Written task
Pick out each line below containing "丰富健康宣教内容".

################

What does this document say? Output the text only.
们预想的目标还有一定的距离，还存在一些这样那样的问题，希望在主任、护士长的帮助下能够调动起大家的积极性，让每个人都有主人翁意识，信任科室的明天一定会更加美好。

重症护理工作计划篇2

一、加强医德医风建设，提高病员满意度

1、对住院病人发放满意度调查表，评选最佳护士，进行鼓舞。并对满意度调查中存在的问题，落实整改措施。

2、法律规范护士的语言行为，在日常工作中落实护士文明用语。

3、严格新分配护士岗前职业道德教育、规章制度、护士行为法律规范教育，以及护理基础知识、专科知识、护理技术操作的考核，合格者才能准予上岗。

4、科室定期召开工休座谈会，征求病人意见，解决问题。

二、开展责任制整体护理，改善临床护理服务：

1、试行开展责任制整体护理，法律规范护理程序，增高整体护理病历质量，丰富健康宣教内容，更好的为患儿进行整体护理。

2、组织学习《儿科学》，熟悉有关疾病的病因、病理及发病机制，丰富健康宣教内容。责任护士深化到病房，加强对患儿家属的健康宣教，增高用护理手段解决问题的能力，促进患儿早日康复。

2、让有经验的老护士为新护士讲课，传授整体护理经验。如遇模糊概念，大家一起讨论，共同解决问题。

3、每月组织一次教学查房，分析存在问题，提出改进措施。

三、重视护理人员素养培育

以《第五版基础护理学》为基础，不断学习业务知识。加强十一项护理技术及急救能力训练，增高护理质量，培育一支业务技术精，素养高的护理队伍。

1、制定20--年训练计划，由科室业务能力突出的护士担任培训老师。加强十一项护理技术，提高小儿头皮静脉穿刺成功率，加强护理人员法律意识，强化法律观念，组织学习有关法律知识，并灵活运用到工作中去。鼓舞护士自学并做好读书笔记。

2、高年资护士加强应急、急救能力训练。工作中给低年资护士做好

################

The result
1、试行开展责任制整体护理，法律规范护理程序，增高整体护理病历质量，丰富健康宣教内容，更好的为患儿进行整体护理。
2、组织学习《儿科学》，熟悉有关疾病的病因、病理及发病机制，丰富健康宣教内容。责任护士深化到病房，加强对患儿家属的健康宣教，增高用护理手段解决问题的能力，促进患儿早日康复。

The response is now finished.